DATA EXCERPTS
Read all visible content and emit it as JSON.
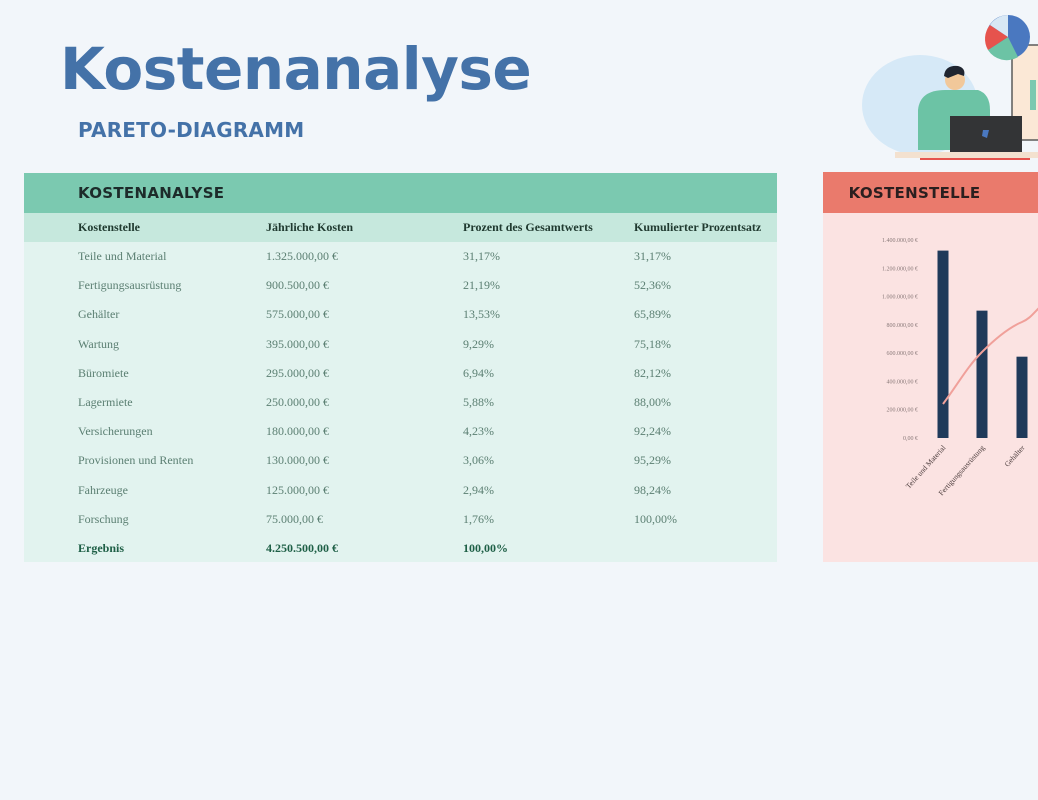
{
  "header": {
    "title": "Kostenanalyse",
    "subtitle": "PARETO-DIAGRAMM"
  },
  "table": {
    "title": "KOSTENANALYSE",
    "columns": [
      "Kostenstelle",
      "Jährliche Kosten",
      "Prozent des Gesamtwerts",
      "Kumulierter Prozentsatz"
    ],
    "rows": [
      {
        "name": "Teile und Material",
        "cost": "1.325.000,00 €",
        "pct": "31,17%",
        "cum": "31,17%"
      },
      {
        "name": "Fertigungsausrüstung",
        "cost": "900.500,00 €",
        "pct": "21,19%",
        "cum": "52,36%"
      },
      {
        "name": "Gehälter",
        "cost": "575.000,00 €",
        "pct": "13,53%",
        "cum": "65,89%"
      },
      {
        "name": "Wartung",
        "cost": "395.000,00 €",
        "pct": "9,29%",
        "cum": "75,18%"
      },
      {
        "name": "Büromiete",
        "cost": "295.000,00 €",
        "pct": "6,94%",
        "cum": "82,12%"
      },
      {
        "name": "Lagermiete",
        "cost": "250.000,00 €",
        "pct": "5,88%",
        "cum": "88,00%"
      },
      {
        "name": "Versicherungen",
        "cost": "180.000,00 €",
        "pct": "4,23%",
        "cum": "92,24%"
      },
      {
        "name": "Provisionen und Renten",
        "cost": "130.000,00 €",
        "pct": "3,06%",
        "cum": "95,29%"
      },
      {
        "name": "Fahrzeuge",
        "cost": "125.000,00 €",
        "pct": "2,94%",
        "cum": "98,24%"
      },
      {
        "name": "Forschung",
        "cost": "75.000,00 €",
        "pct": "1,76%",
        "cum": "100,00%"
      }
    ],
    "total": {
      "name": "Ergebnis",
      "cost": "4.250.500,00 €",
      "pct": "100,00%",
      "cum": ""
    }
  },
  "chart_panel": {
    "title": "KOSTENSTELLE"
  },
  "chart_data": {
    "type": "bar",
    "title": "KOSTENSTELLE",
    "xlabel": "",
    "ylabel": "",
    "ylim": [
      0,
      1400000
    ],
    "yticks": [
      "0,00 €",
      "200.000,00 €",
      "400.000,00 €",
      "600.000,00 €",
      "800.000,00 €",
      "1.000.000,00 €",
      "1.200.000,00 €",
      "1.400.000,00 €"
    ],
    "categories": [
      "Teile und Material",
      "Fertigungsausrüstung",
      "Gehälter"
    ],
    "series": [
      {
        "name": "Jährliche Kosten",
        "type": "bar",
        "color": "#1f3a5a",
        "values": [
          1325000,
          900500,
          575000
        ]
      },
      {
        "name": "Kumulierter Prozentsatz",
        "type": "line",
        "color": "#f0a09a",
        "values": [
          31.17,
          52.36,
          65.89
        ]
      }
    ],
    "note": "Chart is cropped on the right; only first three categories visible"
  },
  "colors": {
    "title_blue": "#4472a8",
    "table_header": "#7bc9b0",
    "table_bg": "#e2f3ef",
    "chart_header": "#ea7a6c",
    "chart_bg": "#fbe3e2",
    "bar": "#1f3a5a",
    "line": "#f0a09a"
  }
}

GIVEN PROBLEM
Collect every line from the records above that contains the word "Jährliche".

SOLUTION TO THIS TASK
      "Jährliche Kosten",
        "name": "Jährliche Kosten",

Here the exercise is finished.